* Task to carry out:
Return every record below exactly as written, but leave out the pictures.

* Data in this exercise:
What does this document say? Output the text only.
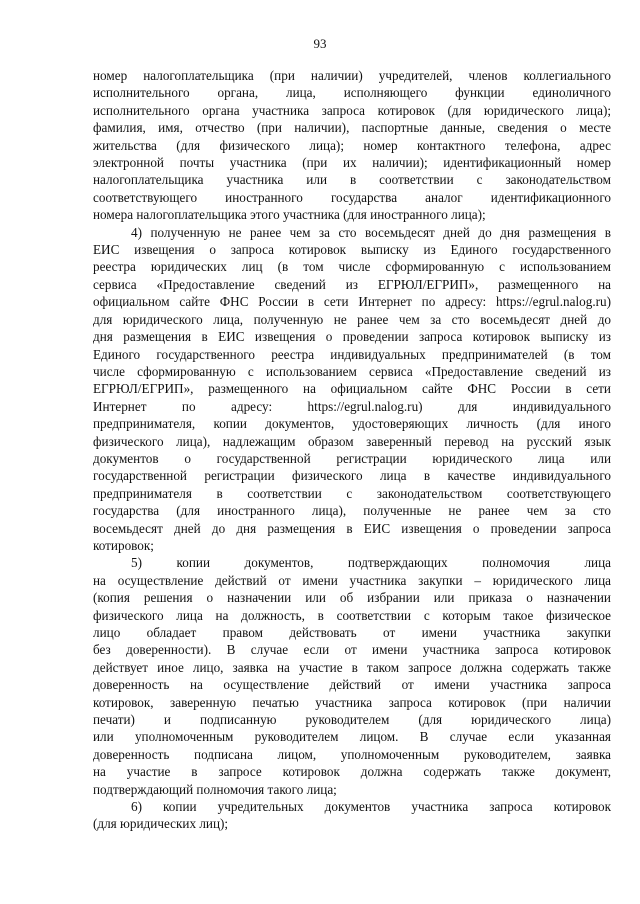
93
номер налогоплательщика (при наличии) учредителей, членов коллегиального
исполнительного органа, лица, исполняющего функции единоличного
исполнительного органа участника запроса котировок (для юридического лица);
фамилия, имя, отчество (при наличии), паспортные данные, сведения о месте
жительства (для физического лица); номер контактного телефона, адрес
электронной почты участника (при их наличии); идентификационный номер
налогоплательщика участника или в соответствии с законодательством
соответствующего иностранного государства аналог идентификационного
номера налогоплательщика этого участника (для иностранного лица);
4) полученную не ранее чем за сто восемьдесят дней до дня размещения в
ЕИС извещения о запроса котировок выписку из Единого государственного
реестра юридических лиц (в том числе сформированную с использованием
сервиса «Предоставление сведений из ЕГРЮЛ/ЕГРИП», размещенного на
официальном сайте ФНС России в сети Интернет по адресу: https://egrul.nalog.ru)
для юридического лица, полученную не ранее чем за сто восемьдесят дней до
дня размещения в ЕИС извещения о проведении запроса котировок выписку из
Единого государственного реестра индивидуальных предпринимателей (в том
числе сформированную с использованием сервиса «Предоставление сведений из
ЕГРЮЛ/ЕГРИП», размещенного на официальном сайте ФНС России в сети
Интернет по адресу: https://egrul.nalog.ru) для индивидуального
предпринимателя, копии документов, удостоверяющих личность (для иного
физического лица), надлежащим образом заверенный перевод на русский язык
документов о государственной регистрации юридического лица или
государственной регистрации физического лица в качестве индивидуального
предпринимателя в соответствии с законодательством соответствующего
государства (для иностранного лица), полученные не ранее чем за сто
восемьдесят дней до дня размещения в ЕИС извещения о проведении запроса
котировок;
5) копии документов, подтверждающих полномочия лица
на осуществление действий от имени участника закупки – юридического лица
(копия решения о назначении или об избрании или приказа о назначении
физического лица на должность, в соответствии с которым такое физическое
лицо обладает правом действовать от имени участника закупки
без доверенности). В случае если от имени участника запроса котировок
действует иное лицо, заявка на участие в таком запросе должна содержать также
доверенность на осуществление действий от имени участника запроса
котировок, заверенную печатью участника запроса котировок (при наличии
печати) и подписанную руководителем (для юридического лица)
или уполномоченным руководителем лицом. В случае если указанная
доверенность подписана лицом, уполномоченным руководителем, заявка
на участие в запросе котировок должна содержать также документ,
подтверждающий полномочия такого лица;
6) копии учредительных документов участника запроса котировок
(для юридических лиц);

* Final result:
What does this document say? Output the text only.
93
номер налогоплательщика (при наличии) учредителей, членов коллегиального
исполнительного органа, лица, исполняющего функции единоличного
исполнительного органа участника запроса котировок (для юридического лица);
фамилия, имя, отчество (при наличии), паспортные данные, сведения о месте
жительства (для физического лица); номер контактного телефона, адрес
электронной почты участника (при их наличии); идентификационный номер
налогоплательщика участника или в соответствии с законодательством
соответствующего иностранного государства аналог идентификационного
номера налогоплательщика этого участника (для иностранного лица);
4) полученную не ранее чем за сто восемьдесят дней до дня размещения в
ЕИС извещения о запроса котировок выписку из Единого государственного
реестра юридических лиц (в том числе сформированную с использованием
сервиса «Предоставление сведений из ЕГРЮЛ/ЕГРИП», размещенного на
официальном сайте ФНС России в сети Интернет по адресу: https://egrul.nalog.ru)
для юридического лица, полученную не ранее чем за сто восемьдесят дней до
дня размещения в ЕИС извещения о проведении запроса котировок выписку из
Единого государственного реестра индивидуальных предпринимателей (в том
числе сформированную с использованием сервиса «Предоставление сведений из
ЕГРЮЛ/ЕГРИП», размещенного на официальном сайте ФНС России в сети
Интернет по адресу: https://egrul.nalog.ru) для индивидуального
предпринимателя, копии документов, удостоверяющих личность (для иного
физического лица), надлежащим образом заверенный перевод на русский язык
документов о государственной регистрации юридического лица или
государственной регистрации физического лица в качестве индивидуального
предпринимателя в соответствии с законодательством соответствующего
государства (для иностранного лица), полученные не ранее чем за сто
восемьдесят дней до дня размещения в ЕИС извещения о проведении запроса
котировок;
5) копии документов, подтверждающих полномочия лица
на осуществление действий от имени участника закупки – юридического лица
(копия решения о назначении или об избрании или приказа о назначении
физического лица на должность, в соответствии с которым такое физическое
лицо обладает правом действовать от имени участника закупки
без доверенности). В случае если от имени участника запроса котировок
действует иное лицо, заявка на участие в таком запросе должна содержать также
доверенность на осуществление действий от имени участника запроса
котировок, заверенную печатью участника запроса котировок (при наличии
печати) и подписанную руководителем (для юридического лица)
или уполномоченным руководителем лицом. В случае если указанная
доверенность подписана лицом, уполномоченным руководителем, заявка
на участие в запросе котировок должна содержать также документ,
подтверждающий полномочия такого лица;
6) копии учредительных документов участника запроса котировок
(для юридических лиц);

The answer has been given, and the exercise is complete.